WHAT YOU WILL DO
Each line below that contains "this" counts once; report the total and nothing more.

• • •

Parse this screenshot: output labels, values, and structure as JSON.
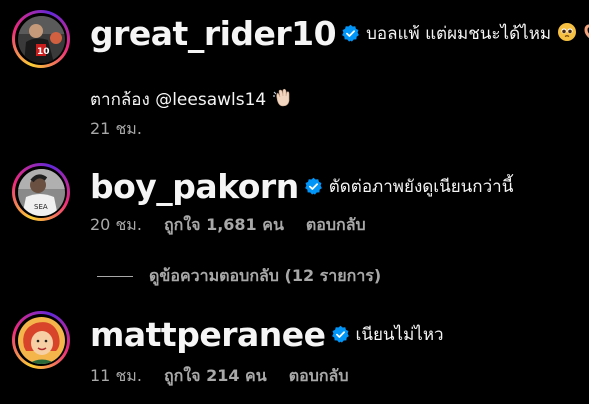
{
  "comments": [
    {
      "username": "great_rider10",
      "text": "บอลแพ้ แต่ผมชนะได้ไหม",
      "second_line": "ตากล้อง @leesawls14",
      "time": "21 ชม."
    },
    {
      "username": "boy_pakorn",
      "text": "ตัดต่อภาพยังดูเนียนกว่านี้",
      "time": "20 ชม.",
      "likes": "ถูกใจ 1,681 คน",
      "reply": "ตอบกลับ"
    },
    {
      "username": "mattperanee",
      "text": "เนียนไม่ไหว",
      "time": "11 ชม.",
      "likes": "ถูกใจ 214 คน",
      "reply": "ตอบกลับ"
    }
  ],
  "view_replies": "ดูข้อความตอบกลับ (12 รายการ)",
  "icons": {
    "verified": "verified-badge-icon",
    "emoji_1": "pleading-face-emoji",
    "emoji_2": "heart-hands-emoji",
    "emoji_3": "waving-hand-emoji"
  },
  "colors": {
    "background": "#000000",
    "text": "#f5f5f5",
    "secondary": "#a8a8a8",
    "verified": "#0095f6"
  }
}
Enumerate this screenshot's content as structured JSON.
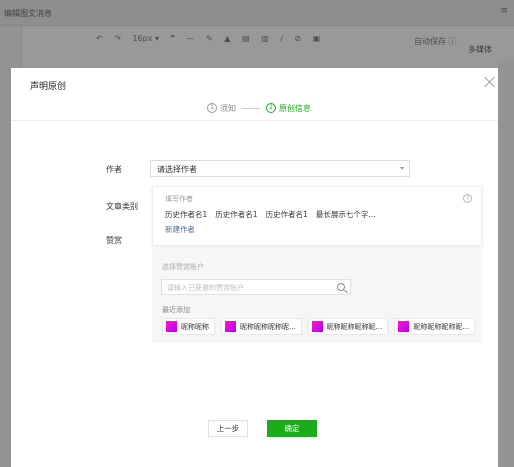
{
  "background": {
    "window_title": "编辑图文消息",
    "toolbar": [
      "↶",
      "↷",
      "16px ▾",
      "❞",
      "—",
      "✎",
      "▲",
      "▤",
      "▥",
      "∕",
      "⊘",
      "▣"
    ],
    "autosave": "自动保存 ⓘ",
    "media_label": "多媒体",
    "menu_icon": "≡"
  },
  "dialog": {
    "title": "声明原创",
    "steps": [
      {
        "num": "1",
        "label": "须知",
        "active": false
      },
      {
        "num": "2",
        "label": "原创信息",
        "active": true
      }
    ],
    "author_label": "作者",
    "author_select": "请选择作者",
    "category_label": "文章类别",
    "reward_label": "赞赏",
    "author_panel": {
      "title": "填写作者",
      "help": "?",
      "history": [
        "历史作者名1",
        "历史作者名1",
        "历史作者名1",
        "最长展示七个字..."
      ],
      "new_author": "新建作者"
    },
    "reward_panel": {
      "title": "选择赞赏账户",
      "search_placeholder": "请输入已获邀的赞赏账户",
      "recent_title": "最近添加",
      "accounts": [
        "昵称昵称",
        "昵称昵称昵称昵...",
        "昵称昵称昵称昵...",
        "昵称昵称昵称昵..."
      ]
    },
    "prev_button": "上一步",
    "ok_button": "确定"
  },
  "colors": {
    "accent": "#1aad19",
    "link": "#576b95",
    "avatar": "#ff16c8"
  }
}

• • •

OUTPUT
2